** start of DATASET RECORDS **

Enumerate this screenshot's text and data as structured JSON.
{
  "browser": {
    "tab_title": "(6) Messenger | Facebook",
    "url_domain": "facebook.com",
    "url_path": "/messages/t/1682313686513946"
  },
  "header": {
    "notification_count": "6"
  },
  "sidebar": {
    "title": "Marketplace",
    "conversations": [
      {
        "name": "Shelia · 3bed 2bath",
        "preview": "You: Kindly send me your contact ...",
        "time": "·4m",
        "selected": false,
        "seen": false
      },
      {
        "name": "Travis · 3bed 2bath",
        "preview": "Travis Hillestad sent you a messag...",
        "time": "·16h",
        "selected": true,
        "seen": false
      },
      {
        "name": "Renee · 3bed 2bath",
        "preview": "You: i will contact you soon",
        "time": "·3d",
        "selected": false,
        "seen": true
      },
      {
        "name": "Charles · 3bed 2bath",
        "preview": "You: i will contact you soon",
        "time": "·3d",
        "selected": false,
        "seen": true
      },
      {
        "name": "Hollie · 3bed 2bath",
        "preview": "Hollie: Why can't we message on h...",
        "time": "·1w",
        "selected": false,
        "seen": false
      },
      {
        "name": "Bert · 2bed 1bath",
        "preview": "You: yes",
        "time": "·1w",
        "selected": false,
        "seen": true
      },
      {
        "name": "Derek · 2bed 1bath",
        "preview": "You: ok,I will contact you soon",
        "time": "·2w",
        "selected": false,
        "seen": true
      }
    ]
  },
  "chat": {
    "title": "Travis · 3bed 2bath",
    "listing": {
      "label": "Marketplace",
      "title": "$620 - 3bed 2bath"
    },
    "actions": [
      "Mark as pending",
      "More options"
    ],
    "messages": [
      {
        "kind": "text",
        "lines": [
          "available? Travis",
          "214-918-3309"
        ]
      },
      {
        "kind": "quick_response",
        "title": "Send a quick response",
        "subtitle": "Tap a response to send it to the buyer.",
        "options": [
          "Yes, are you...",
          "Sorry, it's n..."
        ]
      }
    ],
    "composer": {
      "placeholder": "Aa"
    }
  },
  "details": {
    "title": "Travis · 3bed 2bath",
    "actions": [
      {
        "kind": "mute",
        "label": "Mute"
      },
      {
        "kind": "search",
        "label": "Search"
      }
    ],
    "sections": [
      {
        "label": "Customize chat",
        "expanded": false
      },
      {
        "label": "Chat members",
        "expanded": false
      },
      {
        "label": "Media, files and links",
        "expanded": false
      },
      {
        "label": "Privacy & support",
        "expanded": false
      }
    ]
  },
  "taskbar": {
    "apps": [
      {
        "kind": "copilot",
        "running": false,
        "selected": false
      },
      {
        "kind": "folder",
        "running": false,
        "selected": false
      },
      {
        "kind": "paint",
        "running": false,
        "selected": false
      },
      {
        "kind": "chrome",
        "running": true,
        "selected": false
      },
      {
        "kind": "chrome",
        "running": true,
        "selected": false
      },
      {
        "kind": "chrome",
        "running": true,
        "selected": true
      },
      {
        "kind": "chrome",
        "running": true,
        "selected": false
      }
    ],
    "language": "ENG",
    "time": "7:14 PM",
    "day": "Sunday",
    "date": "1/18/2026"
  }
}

** end of DATASET RECORDS **

> _GOAL_
Look through the listing and extract every line with "name" in it.

> _SOLUTION_
        "name": "Shelia · 3bed 2bath",
        "name": "Travis · 3bed 2bath",
        "name": "Renee · 3bed 2bath",
        "name": "Charles · 3bed 2bath",
        "name": "Hollie · 3bed 2bath",
        "name": "Bert · 2bed 1bath",
        "name": "Derek · 2bed 1bath",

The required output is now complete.